# Data listing start

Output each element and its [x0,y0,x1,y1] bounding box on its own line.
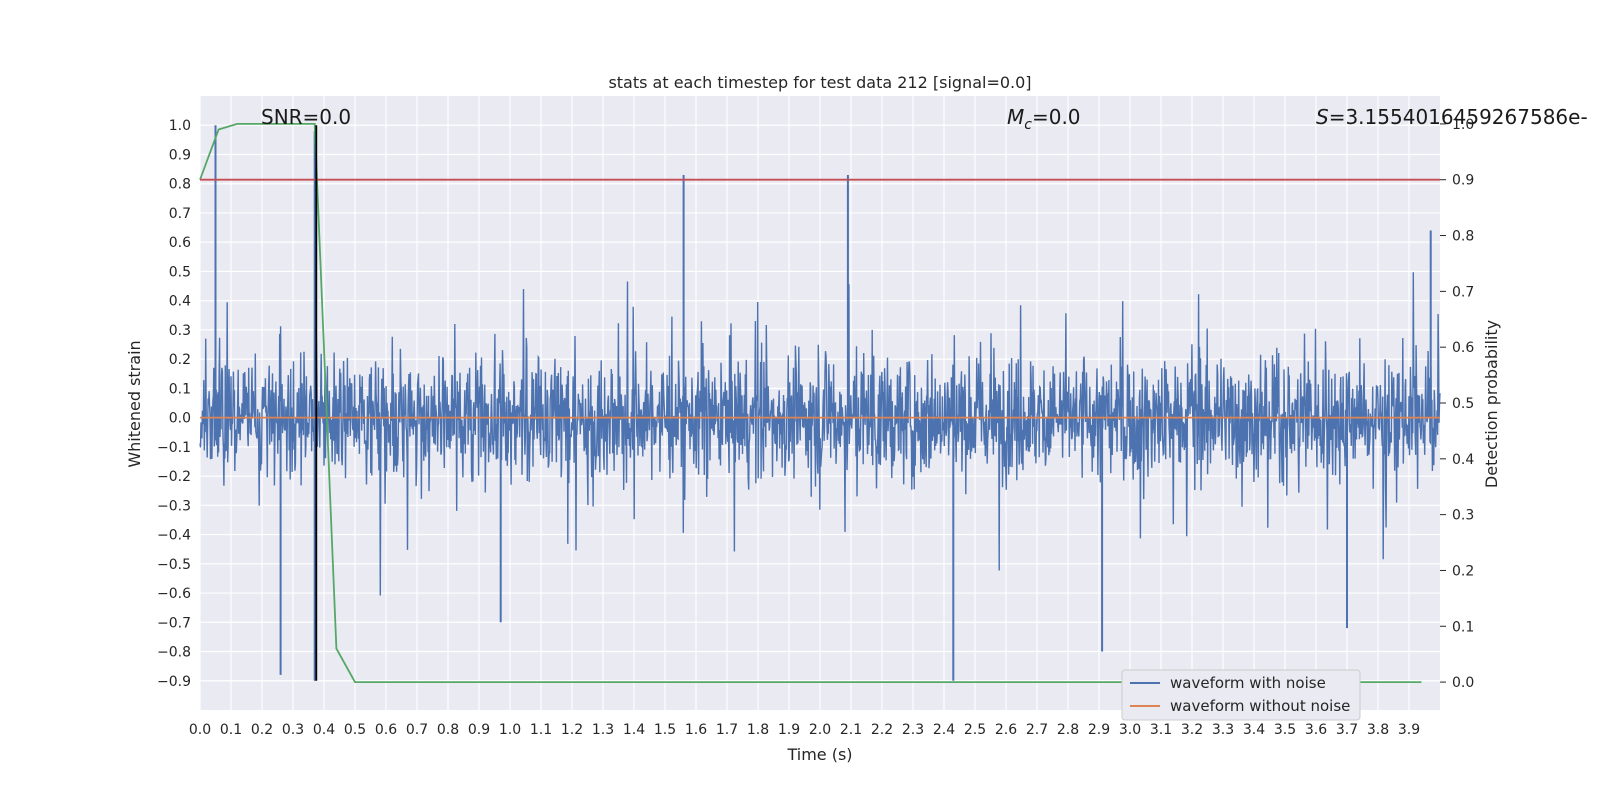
x-tick-label: 0.9 [468,722,490,738]
y-left-axis-label: Whitened strain [125,340,144,467]
mc-annotation: Mc=0.0 [1007,105,1081,133]
y-right-tick-label: 0.1 [1452,619,1474,635]
y-right-tick-label: 0.7 [1452,284,1474,300]
chart-title: stats at each timestep for test data 212… [608,73,1031,92]
s-value: =3.1554016459267586e- [1329,105,1588,129]
snr-annotation: SNR=0.0 [261,105,351,129]
y-left-tick-label: 0.4 [169,294,191,310]
x-tick-label: 1.0 [499,722,521,738]
y-left-tick-label: 0.3 [169,323,191,339]
x-tick-label: 3.5 [1274,722,1296,738]
y-left-tick-label: −0.8 [157,645,191,661]
x-tick-label: 2.2 [871,722,893,738]
line-series [199,123,1440,683]
x-tick-label: 0.4 [313,722,335,738]
x-tick-label: 3.1 [1150,722,1172,738]
x-tick-label: 1.1 [530,722,552,738]
y-left-tick-label: −0.9 [157,674,191,690]
x-tick-label: 3.4 [1243,722,1265,738]
x-tick-label: 0.5 [344,722,366,738]
noise-series [199,125,1441,681]
y-left-tick-label: 1.0 [169,118,191,134]
x-tick-label: 1.6 [685,722,707,738]
y-left-tick-label: −0.7 [157,615,191,631]
y-left-tick-label: 0.8 [169,177,191,193]
y-left-tick-labels: 1.0 0.9 0.8 0.7 0.6 0.5 0.4 0.3 0.2 0.1 0.0 −0.1 −0.… [157,118,191,690]
x-tick-label: 0.6 [375,722,397,738]
y-left-tick-label: 0.9 [169,147,191,163]
y-left-tick-label: 0.1 [169,381,191,397]
y-left-tick-label: −0.5 [157,557,191,573]
y-right-tick-label: 0.0 [1452,675,1474,691]
x-tick-label: 1.4 [623,722,645,738]
y-right-tick-label: 0.2 [1452,563,1474,579]
noise-waveform-line [199,272,1441,596]
legend: waveform with noise waveform without noi… [1121,669,1361,721]
x-tick-label: 0.7 [406,722,428,738]
x-tick-label: 2.0 [809,722,831,738]
x-tick-label: 2.5 [964,722,986,738]
mc-symbol: M [1007,105,1024,129]
y-left-tick-label: −0.6 [157,586,191,602]
x-tick-label: 1.9 [778,722,800,738]
x-tick-label: 1.5 [654,722,676,738]
x-tick-labels: 0.0 0.1 0.2 0.3 0.4 0.5 0.6 0.7 0.8 0.9 1.0 1.1 1.2 1… [189,722,1420,738]
x-tick-label: 2.4 [933,722,955,738]
x-tick-label: 2.9 [1088,722,1110,738]
mc-subscript: c [1024,117,1032,133]
y-left-tick-label: 0.5 [169,264,191,280]
x-tick-label: 0.0 [189,722,211,738]
detection-probability-line [199,123,1422,683]
x-tick-label: 1.7 [716,722,738,738]
y-left-tick-label: 0.0 [169,411,191,427]
legend-label-noise: waveform with noise [1170,674,1326,692]
x-tick-label: 2.6 [995,722,1017,738]
x-tick-label: 1.2 [561,722,583,738]
x-tick-label: 0.8 [437,722,459,738]
y-right-tick-label: 0.3 [1452,508,1474,524]
x-tick-label: 2.1 [840,722,862,738]
y-left-tick-label: −0.4 [157,528,191,544]
y-left-tick-label: 0.6 [169,235,191,251]
x-tick-label: 3.7 [1336,722,1358,738]
y-right-tick-label: 1.0 [1452,117,1474,133]
y-right-tick-label: 0.5 [1452,396,1474,412]
s-symbol: S [1316,105,1329,129]
y-left-tick-label: −0.1 [157,440,191,456]
mc-value: =0.0 [1032,105,1081,129]
x-tick-label: 1.8 [747,722,769,738]
x-tick-label: 2.8 [1057,722,1079,738]
y-left-tick-label: 0.7 [169,206,191,222]
x-tick-label: 0.1 [220,722,242,738]
x-tick-label: 2.7 [1026,722,1048,738]
y-left-tick-label: −0.3 [157,498,191,514]
y-right-tick-label: 0.4 [1452,452,1474,468]
legend-box [1121,669,1361,721]
x-tick-label: 3.6 [1305,722,1327,738]
y-right-tick-label: 0.8 [1452,229,1474,245]
x-axis-label: Time (s) [786,745,852,764]
s-annotation: S=3.1554016459267586e- [1316,105,1588,129]
y-left-tick-label: −0.2 [157,469,191,485]
legend-label-clean: waveform without noise [1170,697,1350,715]
x-tick-label: 3.8 [1367,722,1389,738]
y-right-tick-label: 0.9 [1452,173,1474,189]
x-tick-label: 3.9 [1398,722,1420,738]
y-right-axis-label: Detection probability [1482,320,1501,488]
y-left-tick-label: 0.2 [169,352,191,368]
x-tick-label: 3.3 [1212,722,1234,738]
y-right-tick-label: 0.6 [1452,340,1474,356]
x-tick-label: 0.2 [251,722,273,738]
x-tick-label: 0.3 [282,722,304,738]
y-right-tick-labels: 1.0 0.9 0.8 0.7 0.6 0.5 0.4 0.3 0.2 0.1 0.0 [1440,117,1474,691]
x-tick-label: 3.2 [1181,722,1203,738]
x-tick-label: 3.0 [1119,722,1141,738]
x-tick-label: 2.3 [902,722,924,738]
x-tick-label: 1.3 [592,722,614,738]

# Data listing end

What is expected: Present every line of the entries above as a numbered list, skipping any blank lines and leaving out the pictures.

Answer to the problem:
1. Output each element and its [x0,y0,x1,y1] bounding box on its own line.
2. x-tick-label: 0.9 [468,722,490,738]
3. y-left-axis-label: Whitened strain [125,340,144,467]
4. mc-annotation: Mc=0.0 [1007,105,1081,133]
5. y-right-tick-label: 0.1 [1452,619,1474,635]
6. y-right-tick-label: 0.7 [1452,284,1474,300]
7. chart-title: stats at each timestep for test data 212… [608,73,1031,92]
8. s-value: =3.1554016459267586e- [1329,105,1588,129]
9. snr-annotation: SNR=0.0 [261,105,351,129]
10. y-left-tick-label: 0.4 [169,294,191,310]
11. x-tick-label: 1.0 [499,722,521,738]
12. y-left-tick-label: 0.3 [169,323,191,339]
13. x-tick-label: 3.5 [1274,722,1296,738]
14. y-left-tick-label: −0.8 [157,645,191,661]
15. x-tick-label: 2.2 [871,722,893,738]
16. line-series [199,123,1440,683]
17. x-tick-label: 0.4 [313,722,335,738]
18. x-tick-label: 3.1 [1150,722,1172,738]
19. x-tick-label: 1.1 [530,722,552,738]
20. y-left-tick-label: −0.9 [157,674,191,690]
21. x-tick-label: 3.4 [1243,722,1265,738]
22. x-tick-label: 0.5 [344,722,366,738]
23. noise-series [199,125,1441,681]
24. y-left-tick-label: 1.0 [169,118,191,134]
25. x-tick-label: 1.6 [685,722,707,738]
26. y-left-tick-label: −0.7 [157,615,191,631]
27. y-left-tick-label: 0.8 [169,177,191,193]
28. y-left-tick-labels: 1.0 0.9 0.8 0.7 0.6 0.5 0.4 0.3 0.2 0.1 0.0 −0.1 −0.… [157,118,191,690]
29. x-tick-label: 0.6 [375,722,397,738]
30. y-left-tick-label: 0.9 [169,147,191,163]
31. y-left-tick-label: 0.1 [169,381,191,397]
32. y-left-tick-label: −0.5 [157,557,191,573]
33. y-right-tick-label: 0.0 [1452,675,1474,691]
34. x-tick-label: 1.4 [623,722,645,738]
35. y-right-tick-label: 0.2 [1452,563,1474,579]
36. noise-waveform-line [199,272,1441,596]
37. legend: waveform with noise waveform without noi… [1121,669,1361,721]
38. x-tick-label: 0.7 [406,722,428,738]
39. x-tick-label: 2.0 [809,722,831,738]
40. x-tick-label: 2.5 [964,722,986,738]
41. mc-symbol: M [1007,105,1024,129]
42. y-left-tick-label: −0.6 [157,586,191,602]
43. x-tick-label: 1.9 [778,722,800,738]
44. x-tick-label: 1.5 [654,722,676,738]
45. x-tick-labels: 0.0 0.1 0.2 0.3 0.4 0.5 0.6 0.7 0.8 0.9 1.0 1.1 1.2 1… [189,722,1420,738]
46. x-tick-label: 2.4 [933,722,955,738]
47. x-tick-label: 2.9 [1088,722,1110,738]
48. mc-subscript: c [1024,117,1032,133]
49. y-left-tick-label: 0.5 [169,264,191,280]
50. x-tick-label: 0.0 [189,722,211,738]
51. detection-probability-line [199,123,1422,683]
52. x-tick-label: 1.7 [716,722,738,738]
53. y-left-tick-label: 0.0 [169,411,191,427]
54. legend-label-noise: waveform with noise [1170,674,1326,692]
55. x-tick-label: 2.6 [995,722,1017,738]
56. x-tick-label: 1.2 [561,722,583,738]
57. x-tick-label: 0.8 [437,722,459,738]
58. y-right-tick-label: 0.3 [1452,508,1474,524]
59. x-tick-label: 2.1 [840,722,862,738]
60. y-left-tick-label: −0.4 [157,528,191,544]
61. y-left-tick-label: 0.6 [169,235,191,251]
62. x-tick-label: 3.7 [1336,722,1358,738]
63. y-right-tick-label: 1.0 [1452,117,1474,133]
64. y-right-tick-label: 0.5 [1452,396,1474,412]
65. s-symbol: S [1316,105,1329,129]
66. y-left-tick-label: −0.1 [157,440,191,456]
67. mc-value: =0.0 [1032,105,1081,129]
68. x-tick-label: 1.8 [747,722,769,738]
69. x-tick-label: 2.8 [1057,722,1079,738]
70. y-left-tick-label: 0.7 [169,206,191,222]
71. x-tick-label: 0.1 [220,722,242,738]
72. x-tick-label: 2.7 [1026,722,1048,738]
73. y-left-tick-label: −0.3 [157,498,191,514]
74. y-right-tick-label: 0.4 [1452,452,1474,468]
75. legend-box [1121,669,1361,721]
76. x-tick-label: 3.6 [1305,722,1327,738]
77. y-right-tick-label: 0.8 [1452,229,1474,245]
78. x-axis-label: Time (s) [786,745,852,764]
79. s-annotation: S=3.1554016459267586e- [1316,105,1588,129]
80. y-left-tick-label: −0.2 [157,469,191,485]
81. legend-label-clean: waveform without noise [1170,697,1350,715]
82. x-tick-label: 3.8 [1367,722,1389,738]
83. y-right-tick-label: 0.9 [1452,173,1474,189]
84. x-tick-label: 3.9 [1398,722,1420,738]
85. y-right-axis-label: Detection probability [1482,320,1501,488]
86. y-left-tick-label: 0.2 [169,352,191,368]
87. x-tick-label: 3.3 [1212,722,1234,738]
88. y-right-tick-label: 0.6 [1452,340,1474,356]
89. x-tick-label: 0.2 [251,722,273,738]
90. x-tick-label: 0.3 [282,722,304,738]
91. y-right-tick-labels: 1.0 0.9 0.8 0.7 0.6 0.5 0.4 0.3 0.2 0.1 0.0 [1440,117,1474,691]
92. x-tick-label: 3.2 [1181,722,1203,738]
93. x-tick-label: 3.0 [1119,722,1141,738]
94. x-tick-label: 2.3 [902,722,924,738]
95. x-tick-label: 1.3 [592,722,614,738]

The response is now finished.